• [Goal of the exercise] Quote, verbatim, all material below, without pictures.

*** Entries supplied ***

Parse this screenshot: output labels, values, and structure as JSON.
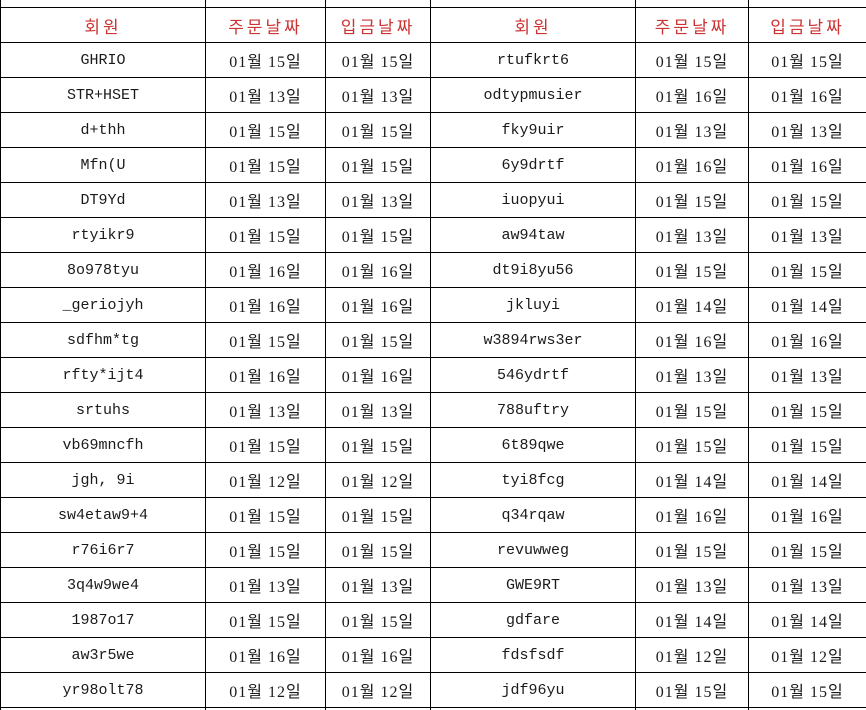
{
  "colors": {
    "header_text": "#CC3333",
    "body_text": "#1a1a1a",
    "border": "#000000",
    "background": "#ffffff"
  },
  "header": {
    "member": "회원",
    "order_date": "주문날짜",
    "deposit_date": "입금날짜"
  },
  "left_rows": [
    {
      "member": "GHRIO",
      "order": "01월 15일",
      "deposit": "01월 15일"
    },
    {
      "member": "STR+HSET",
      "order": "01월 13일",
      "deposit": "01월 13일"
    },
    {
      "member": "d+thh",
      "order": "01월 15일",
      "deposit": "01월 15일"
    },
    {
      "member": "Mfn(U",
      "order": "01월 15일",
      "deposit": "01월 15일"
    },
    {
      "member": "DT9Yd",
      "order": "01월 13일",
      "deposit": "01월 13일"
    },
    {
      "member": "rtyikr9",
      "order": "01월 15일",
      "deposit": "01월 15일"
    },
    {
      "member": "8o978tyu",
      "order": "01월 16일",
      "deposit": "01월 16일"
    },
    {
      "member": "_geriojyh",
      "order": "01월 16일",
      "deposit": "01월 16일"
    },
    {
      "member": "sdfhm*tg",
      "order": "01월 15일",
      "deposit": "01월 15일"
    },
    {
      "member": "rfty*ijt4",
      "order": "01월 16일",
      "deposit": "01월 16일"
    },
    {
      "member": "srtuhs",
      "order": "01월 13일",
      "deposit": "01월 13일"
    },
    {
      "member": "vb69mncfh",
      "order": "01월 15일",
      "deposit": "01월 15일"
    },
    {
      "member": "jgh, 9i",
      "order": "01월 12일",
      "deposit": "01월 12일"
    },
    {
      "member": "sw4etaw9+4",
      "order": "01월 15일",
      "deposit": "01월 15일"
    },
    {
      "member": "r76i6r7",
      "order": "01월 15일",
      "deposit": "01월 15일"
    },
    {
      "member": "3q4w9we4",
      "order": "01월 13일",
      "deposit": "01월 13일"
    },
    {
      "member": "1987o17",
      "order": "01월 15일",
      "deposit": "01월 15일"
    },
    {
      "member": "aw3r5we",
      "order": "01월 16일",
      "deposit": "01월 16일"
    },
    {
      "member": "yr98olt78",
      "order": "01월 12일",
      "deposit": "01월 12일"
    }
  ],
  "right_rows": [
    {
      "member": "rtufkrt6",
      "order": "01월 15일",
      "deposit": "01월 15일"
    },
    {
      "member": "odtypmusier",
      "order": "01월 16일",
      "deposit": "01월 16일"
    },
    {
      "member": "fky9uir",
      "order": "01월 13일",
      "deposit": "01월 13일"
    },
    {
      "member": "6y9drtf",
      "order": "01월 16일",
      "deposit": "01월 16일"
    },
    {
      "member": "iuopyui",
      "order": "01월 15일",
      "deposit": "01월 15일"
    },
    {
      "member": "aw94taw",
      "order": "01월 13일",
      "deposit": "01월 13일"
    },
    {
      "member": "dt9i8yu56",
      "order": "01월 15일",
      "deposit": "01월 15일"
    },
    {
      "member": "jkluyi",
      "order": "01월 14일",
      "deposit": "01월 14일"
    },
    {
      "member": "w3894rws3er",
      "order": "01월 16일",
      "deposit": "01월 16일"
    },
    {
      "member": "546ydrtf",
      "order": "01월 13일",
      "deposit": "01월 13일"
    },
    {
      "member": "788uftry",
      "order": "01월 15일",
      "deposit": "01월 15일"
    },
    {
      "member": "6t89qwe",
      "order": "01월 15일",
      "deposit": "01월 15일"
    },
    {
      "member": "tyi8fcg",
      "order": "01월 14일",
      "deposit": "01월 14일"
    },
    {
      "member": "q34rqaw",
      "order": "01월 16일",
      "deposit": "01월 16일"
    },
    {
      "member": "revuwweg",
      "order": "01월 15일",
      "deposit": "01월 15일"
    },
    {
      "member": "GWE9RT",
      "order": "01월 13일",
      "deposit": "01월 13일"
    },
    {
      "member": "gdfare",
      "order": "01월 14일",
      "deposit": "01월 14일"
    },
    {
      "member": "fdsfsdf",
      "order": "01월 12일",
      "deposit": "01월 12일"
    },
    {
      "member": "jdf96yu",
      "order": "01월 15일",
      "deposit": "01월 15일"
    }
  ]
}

***

• [Answer for the task]
Parse this screenshot: output labels, values, and structure as JSON.
{
  "colors": {
    "header_text": "#CC3333",
    "body_text": "#1a1a1a",
    "border": "#000000",
    "background": "#ffffff"
  },
  "header": {
    "member": "회원",
    "order_date": "주문날짜",
    "deposit_date": "입금날짜"
  },
  "left_rows": [
    {
      "member": "GHRIO",
      "order": "01월 15일",
      "deposit": "01월 15일"
    },
    {
      "member": "STR+HSET",
      "order": "01월 13일",
      "deposit": "01월 13일"
    },
    {
      "member": "d+thh",
      "order": "01월 15일",
      "deposit": "01월 15일"
    },
    {
      "member": "Mfn(U",
      "order": "01월 15일",
      "deposit": "01월 15일"
    },
    {
      "member": "DT9Yd",
      "order": "01월 13일",
      "deposit": "01월 13일"
    },
    {
      "member": "rtyikr9",
      "order": "01월 15일",
      "deposit": "01월 15일"
    },
    {
      "member": "8o978tyu",
      "order": "01월 16일",
      "deposit": "01월 16일"
    },
    {
      "member": "_geriojyh",
      "order": "01월 16일",
      "deposit": "01월 16일"
    },
    {
      "member": "sdfhm*tg",
      "order": "01월 15일",
      "deposit": "01월 15일"
    },
    {
      "member": "rfty*ijt4",
      "order": "01월 16일",
      "deposit": "01월 16일"
    },
    {
      "member": "srtuhs",
      "order": "01월 13일",
      "deposit": "01월 13일"
    },
    {
      "member": "vb69mncfh",
      "order": "01월 15일",
      "deposit": "01월 15일"
    },
    {
      "member": "jgh, 9i",
      "order": "01월 12일",
      "deposit": "01월 12일"
    },
    {
      "member": "sw4etaw9+4",
      "order": "01월 15일",
      "deposit": "01월 15일"
    },
    {
      "member": "r76i6r7",
      "order": "01월 15일",
      "deposit": "01월 15일"
    },
    {
      "member": "3q4w9we4",
      "order": "01월 13일",
      "deposit": "01월 13일"
    },
    {
      "member": "1987o17",
      "order": "01월 15일",
      "deposit": "01월 15일"
    },
    {
      "member": "aw3r5we",
      "order": "01월 16일",
      "deposit": "01월 16일"
    },
    {
      "member": "yr98olt78",
      "order": "01월 12일",
      "deposit": "01월 12일"
    }
  ],
  "right_rows": [
    {
      "member": "rtufkrt6",
      "order": "01월 15일",
      "deposit": "01월 15일"
    },
    {
      "member": "odtypmusier",
      "order": "01월 16일",
      "deposit": "01월 16일"
    },
    {
      "member": "fky9uir",
      "order": "01월 13일",
      "deposit": "01월 13일"
    },
    {
      "member": "6y9drtf",
      "order": "01월 16일",
      "deposit": "01월 16일"
    },
    {
      "member": "iuopyui",
      "order": "01월 15일",
      "deposit": "01월 15일"
    },
    {
      "member": "aw94taw",
      "order": "01월 13일",
      "deposit": "01월 13일"
    },
    {
      "member": "dt9i8yu56",
      "order": "01월 15일",
      "deposit": "01월 15일"
    },
    {
      "member": "jkluyi",
      "order": "01월 14일",
      "deposit": "01월 14일"
    },
    {
      "member": "w3894rws3er",
      "order": "01월 16일",
      "deposit": "01월 16일"
    },
    {
      "member": "546ydrtf",
      "order": "01월 13일",
      "deposit": "01월 13일"
    },
    {
      "member": "788uftry",
      "order": "01월 15일",
      "deposit": "01월 15일"
    },
    {
      "member": "6t89qwe",
      "order": "01월 15일",
      "deposit": "01월 15일"
    },
    {
      "member": "tyi8fcg",
      "order": "01월 14일",
      "deposit": "01월 14일"
    },
    {
      "member": "q34rqaw",
      "order": "01월 16일",
      "deposit": "01월 16일"
    },
    {
      "member": "revuwweg",
      "order": "01월 15일",
      "deposit": "01월 15일"
    },
    {
      "member": "GWE9RT",
      "order": "01월 13일",
      "deposit": "01월 13일"
    },
    {
      "member": "gdfare",
      "order": "01월 14일",
      "deposit": "01월 14일"
    },
    {
      "member": "fdsfsdf",
      "order": "01월 12일",
      "deposit": "01월 12일"
    },
    {
      "member": "jdf96yu",
      "order": "01월 15일",
      "deposit": "01월 15일"
    }
  ]
}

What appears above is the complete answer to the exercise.